## Dataset items
^^^^^^^^^^^^^^^^
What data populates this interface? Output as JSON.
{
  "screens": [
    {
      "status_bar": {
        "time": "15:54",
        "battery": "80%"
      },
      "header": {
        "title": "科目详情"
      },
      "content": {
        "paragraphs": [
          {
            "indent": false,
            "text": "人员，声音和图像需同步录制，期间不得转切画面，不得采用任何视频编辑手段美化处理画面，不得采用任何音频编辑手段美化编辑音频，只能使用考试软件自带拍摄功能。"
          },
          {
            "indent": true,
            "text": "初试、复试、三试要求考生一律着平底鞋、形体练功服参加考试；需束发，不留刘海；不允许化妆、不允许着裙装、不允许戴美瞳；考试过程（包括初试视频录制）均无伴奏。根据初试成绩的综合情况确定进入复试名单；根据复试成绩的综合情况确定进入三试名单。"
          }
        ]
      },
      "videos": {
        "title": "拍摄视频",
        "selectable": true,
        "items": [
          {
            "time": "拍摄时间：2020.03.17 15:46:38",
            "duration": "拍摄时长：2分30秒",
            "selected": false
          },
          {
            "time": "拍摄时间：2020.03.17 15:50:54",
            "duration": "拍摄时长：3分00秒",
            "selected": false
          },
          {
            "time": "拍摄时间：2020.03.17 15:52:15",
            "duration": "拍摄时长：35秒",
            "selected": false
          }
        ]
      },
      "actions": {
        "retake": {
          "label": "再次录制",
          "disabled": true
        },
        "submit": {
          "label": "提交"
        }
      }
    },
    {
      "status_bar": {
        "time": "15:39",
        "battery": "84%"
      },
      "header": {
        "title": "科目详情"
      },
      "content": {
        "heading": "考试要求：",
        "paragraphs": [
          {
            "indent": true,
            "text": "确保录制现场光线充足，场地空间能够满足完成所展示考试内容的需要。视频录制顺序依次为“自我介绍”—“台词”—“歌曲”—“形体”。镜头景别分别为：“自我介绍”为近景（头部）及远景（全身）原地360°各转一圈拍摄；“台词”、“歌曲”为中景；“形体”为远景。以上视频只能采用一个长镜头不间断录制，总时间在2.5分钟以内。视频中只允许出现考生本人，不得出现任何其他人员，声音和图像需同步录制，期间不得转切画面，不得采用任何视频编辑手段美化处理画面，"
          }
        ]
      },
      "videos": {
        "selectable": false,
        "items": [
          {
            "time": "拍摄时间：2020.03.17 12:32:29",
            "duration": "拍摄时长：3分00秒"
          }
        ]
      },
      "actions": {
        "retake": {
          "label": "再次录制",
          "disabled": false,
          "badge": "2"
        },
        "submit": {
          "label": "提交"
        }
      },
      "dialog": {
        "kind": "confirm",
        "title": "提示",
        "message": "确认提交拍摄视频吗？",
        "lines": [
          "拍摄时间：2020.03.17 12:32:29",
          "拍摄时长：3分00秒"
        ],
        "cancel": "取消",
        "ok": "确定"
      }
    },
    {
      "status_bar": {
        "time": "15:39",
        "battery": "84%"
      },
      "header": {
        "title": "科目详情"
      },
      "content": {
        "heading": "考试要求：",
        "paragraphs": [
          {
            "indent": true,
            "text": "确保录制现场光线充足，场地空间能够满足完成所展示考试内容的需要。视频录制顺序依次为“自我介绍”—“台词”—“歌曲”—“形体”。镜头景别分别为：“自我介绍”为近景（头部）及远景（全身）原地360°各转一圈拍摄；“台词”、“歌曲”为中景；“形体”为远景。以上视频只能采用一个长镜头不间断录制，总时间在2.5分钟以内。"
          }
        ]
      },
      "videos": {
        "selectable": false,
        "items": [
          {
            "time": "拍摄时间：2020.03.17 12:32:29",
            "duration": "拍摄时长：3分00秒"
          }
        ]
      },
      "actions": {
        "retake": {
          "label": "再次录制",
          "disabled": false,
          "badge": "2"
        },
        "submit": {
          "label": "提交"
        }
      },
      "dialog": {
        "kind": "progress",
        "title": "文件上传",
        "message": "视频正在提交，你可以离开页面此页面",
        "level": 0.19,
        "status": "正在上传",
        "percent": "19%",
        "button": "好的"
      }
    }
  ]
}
^^^^^^^^^^^^^^^^
## WHAT THE TASK ASKS
Output the listing above exactly as it appears.

## RESPONSE
What data populates this interface? Output as JSON.
{
  "screens": [
    {
      "status_bar": {
        "time": "15:54",
        "battery": "80%"
      },
      "header": {
        "title": "科目详情"
      },
      "content": {
        "paragraphs": [
          {
            "indent": false,
            "text": "人员，声音和图像需同步录制，期间不得转切画面，不得采用任何视频编辑手段美化处理画面，不得采用任何音频编辑手段美化编辑音频，只能使用考试软件自带拍摄功能。"
          },
          {
            "indent": true,
            "text": "初试、复试、三试要求考生一律着平底鞋、形体练功服参加考试；需束发，不留刘海；不允许化妆、不允许着裙装、不允许戴美瞳；考试过程（包括初试视频录制）均无伴奏。根据初试成绩的综合情况确定进入复试名单；根据复试成绩的综合情况确定进入三试名单。"
          }
        ]
      },
      "videos": {
        "title": "拍摄视频",
        "selectable": true,
        "items": [
          {
            "time": "拍摄时间：2020.03.17 15:46:38",
            "duration": "拍摄时长：2分30秒",
            "selected": false
          },
          {
            "time": "拍摄时间：2020.03.17 15:50:54",
            "duration": "拍摄时长：3分00秒",
            "selected": false
          },
          {
            "time": "拍摄时间：2020.03.17 15:52:15",
            "duration": "拍摄时长：35秒",
            "selected": false
          }
        ]
      },
      "actions": {
        "retake": {
          "label": "再次录制",
          "disabled": true
        },
        "submit": {
          "label": "提交"
        }
      }
    },
    {
      "status_bar": {
        "time": "15:39",
        "battery": "84%"
      },
      "header": {
        "title": "科目详情"
      },
      "content": {
        "heading": "考试要求：",
        "paragraphs": [
          {
            "indent": true,
            "text": "确保录制现场光线充足，场地空间能够满足完成所展示考试内容的需要。视频录制顺序依次为“自我介绍”—“台词”—“歌曲”—“形体”。镜头景别分别为：“自我介绍”为近景（头部）及远景（全身）原地360°各转一圈拍摄；“台词”、“歌曲”为中景；“形体”为远景。以上视频只能采用一个长镜头不间断录制，总时间在2.5分钟以内。视频中只允许出现考生本人，不得出现任何其他人员，声音和图像需同步录制，期间不得转切画面，不得采用任何视频编辑手段美化处理画面，"
          }
        ]
      },
      "videos": {
        "selectable": false,
        "items": [
          {
            "time": "拍摄时间：2020.03.17 12:32:29",
            "duration": "拍摄时长：3分00秒"
          }
        ]
      },
      "actions": {
        "retake": {
          "label": "再次录制",
          "disabled": false,
          "badge": "2"
        },
        "submit": {
          "label": "提交"
        }
      },
      "dialog": {
        "kind": "confirm",
        "title": "提示",
        "message": "确认提交拍摄视频吗？",
        "lines": [
          "拍摄时间：2020.03.17 12:32:29",
          "拍摄时长：3分00秒"
        ],
        "cancel": "取消",
        "ok": "确定"
      }
    },
    {
      "status_bar": {
        "time": "15:39",
        "battery": "84%"
      },
      "header": {
        "title": "科目详情"
      },
      "content": {
        "heading": "考试要求：",
        "paragraphs": [
          {
            "indent": true,
            "text": "确保录制现场光线充足，场地空间能够满足完成所展示考试内容的需要。视频录制顺序依次为“自我介绍”—“台词”—“歌曲”—“形体”。镜头景别分别为：“自我介绍”为近景（头部）及远景（全身）原地360°各转一圈拍摄；“台词”、“歌曲”为中景；“形体”为远景。以上视频只能采用一个长镜头不间断录制，总时间在2.5分钟以内。"
          }
        ]
      },
      "videos": {
        "selectable": false,
        "items": [
          {
            "time": "拍摄时间：2020.03.17 12:32:29",
            "duration": "拍摄时长：3分00秒"
          }
        ]
      },
      "actions": {
        "retake": {
          "label": "再次录制",
          "disabled": false,
          "badge": "2"
        },
        "submit": {
          "label": "提交"
        }
      },
      "dialog": {
        "kind": "progress",
        "title": "文件上传",
        "message": "视频正在提交，你可以离开页面此页面",
        "level": 0.19,
        "status": "正在上传",
        "percent": "19%",
        "button": "好的"
      }
    }
  ]
}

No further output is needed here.